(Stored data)
┄┄┄┄┄┄┄┄┄┄┄┄┄┄┄┄┄┄┄┄

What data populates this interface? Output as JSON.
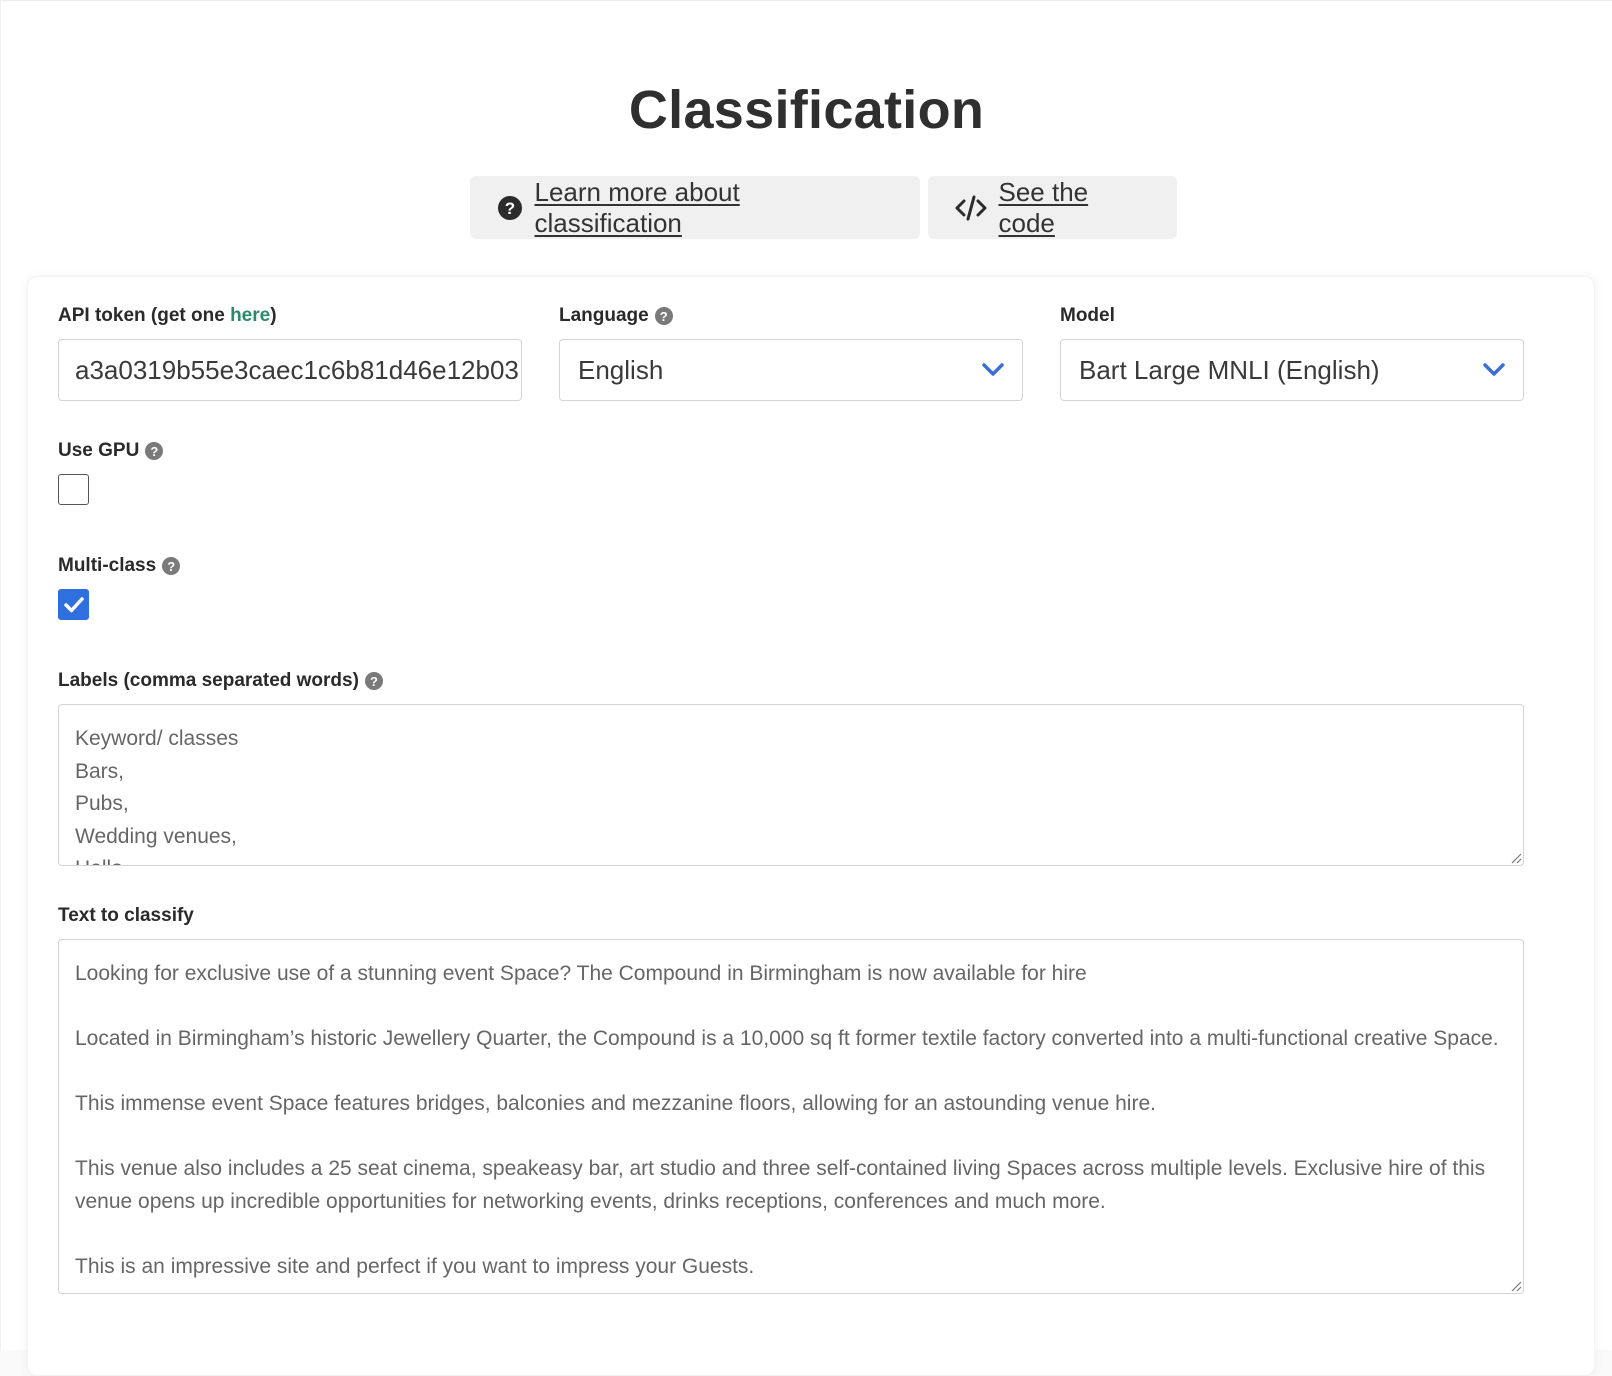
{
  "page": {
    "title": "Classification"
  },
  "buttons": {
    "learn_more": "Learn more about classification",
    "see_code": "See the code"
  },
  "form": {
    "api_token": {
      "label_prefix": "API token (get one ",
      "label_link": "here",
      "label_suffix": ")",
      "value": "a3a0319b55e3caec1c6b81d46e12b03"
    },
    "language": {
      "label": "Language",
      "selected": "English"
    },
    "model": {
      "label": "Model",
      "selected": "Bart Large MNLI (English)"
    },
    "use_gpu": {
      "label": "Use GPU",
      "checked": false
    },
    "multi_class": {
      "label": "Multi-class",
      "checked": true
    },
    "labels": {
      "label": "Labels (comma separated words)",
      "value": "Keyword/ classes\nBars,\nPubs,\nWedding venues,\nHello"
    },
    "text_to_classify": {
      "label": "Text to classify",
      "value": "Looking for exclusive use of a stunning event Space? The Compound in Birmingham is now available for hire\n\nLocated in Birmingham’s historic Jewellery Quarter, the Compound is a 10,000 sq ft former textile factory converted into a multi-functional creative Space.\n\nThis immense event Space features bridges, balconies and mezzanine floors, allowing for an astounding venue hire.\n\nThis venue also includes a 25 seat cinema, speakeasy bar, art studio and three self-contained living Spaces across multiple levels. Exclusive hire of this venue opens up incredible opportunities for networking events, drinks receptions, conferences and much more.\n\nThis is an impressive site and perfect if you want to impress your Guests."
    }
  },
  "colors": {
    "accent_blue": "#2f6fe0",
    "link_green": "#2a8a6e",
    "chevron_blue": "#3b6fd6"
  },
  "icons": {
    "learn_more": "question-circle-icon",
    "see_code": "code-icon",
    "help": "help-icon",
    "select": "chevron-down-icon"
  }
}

┄┄┄┄┄┄┄┄┄┄┄┄┄┄┄┄┄┄┄┄

Exercise aim:
Take the records above and transcribe them exactly, dropping every picture.

Exercise answer:
What data populates this interface? Output as JSON.
{
  "page": {
    "title": "Classification"
  },
  "buttons": {
    "learn_more": "Learn more about classification",
    "see_code": "See the code"
  },
  "form": {
    "api_token": {
      "label_prefix": "API token (get one ",
      "label_link": "here",
      "label_suffix": ")",
      "value": "a3a0319b55e3caec1c6b81d46e12b03"
    },
    "language": {
      "label": "Language",
      "selected": "English"
    },
    "model": {
      "label": "Model",
      "selected": "Bart Large MNLI (English)"
    },
    "use_gpu": {
      "label": "Use GPU",
      "checked": false
    },
    "multi_class": {
      "label": "Multi-class",
      "checked": true
    },
    "labels": {
      "label": "Labels (comma separated words)",
      "value": "Keyword/ classes\nBars,\nPubs,\nWedding venues,\nHello"
    },
    "text_to_classify": {
      "label": "Text to classify",
      "value": "Looking for exclusive use of a stunning event Space? The Compound in Birmingham is now available for hire\n\nLocated in Birmingham’s historic Jewellery Quarter, the Compound is a 10,000 sq ft former textile factory converted into a multi-functional creative Space.\n\nThis immense event Space features bridges, balconies and mezzanine floors, allowing for an astounding venue hire.\n\nThis venue also includes a 25 seat cinema, speakeasy bar, art studio and three self-contained living Spaces across multiple levels. Exclusive hire of this venue opens up incredible opportunities for networking events, drinks receptions, conferences and much more.\n\nThis is an impressive site and perfect if you want to impress your Guests."
    }
  },
  "colors": {
    "accent_blue": "#2f6fe0",
    "link_green": "#2a8a6e",
    "chevron_blue": "#3b6fd6"
  },
  "icons": {
    "learn_more": "question-circle-icon",
    "see_code": "code-icon",
    "help": "help-icon",
    "select": "chevron-down-icon"
  }
}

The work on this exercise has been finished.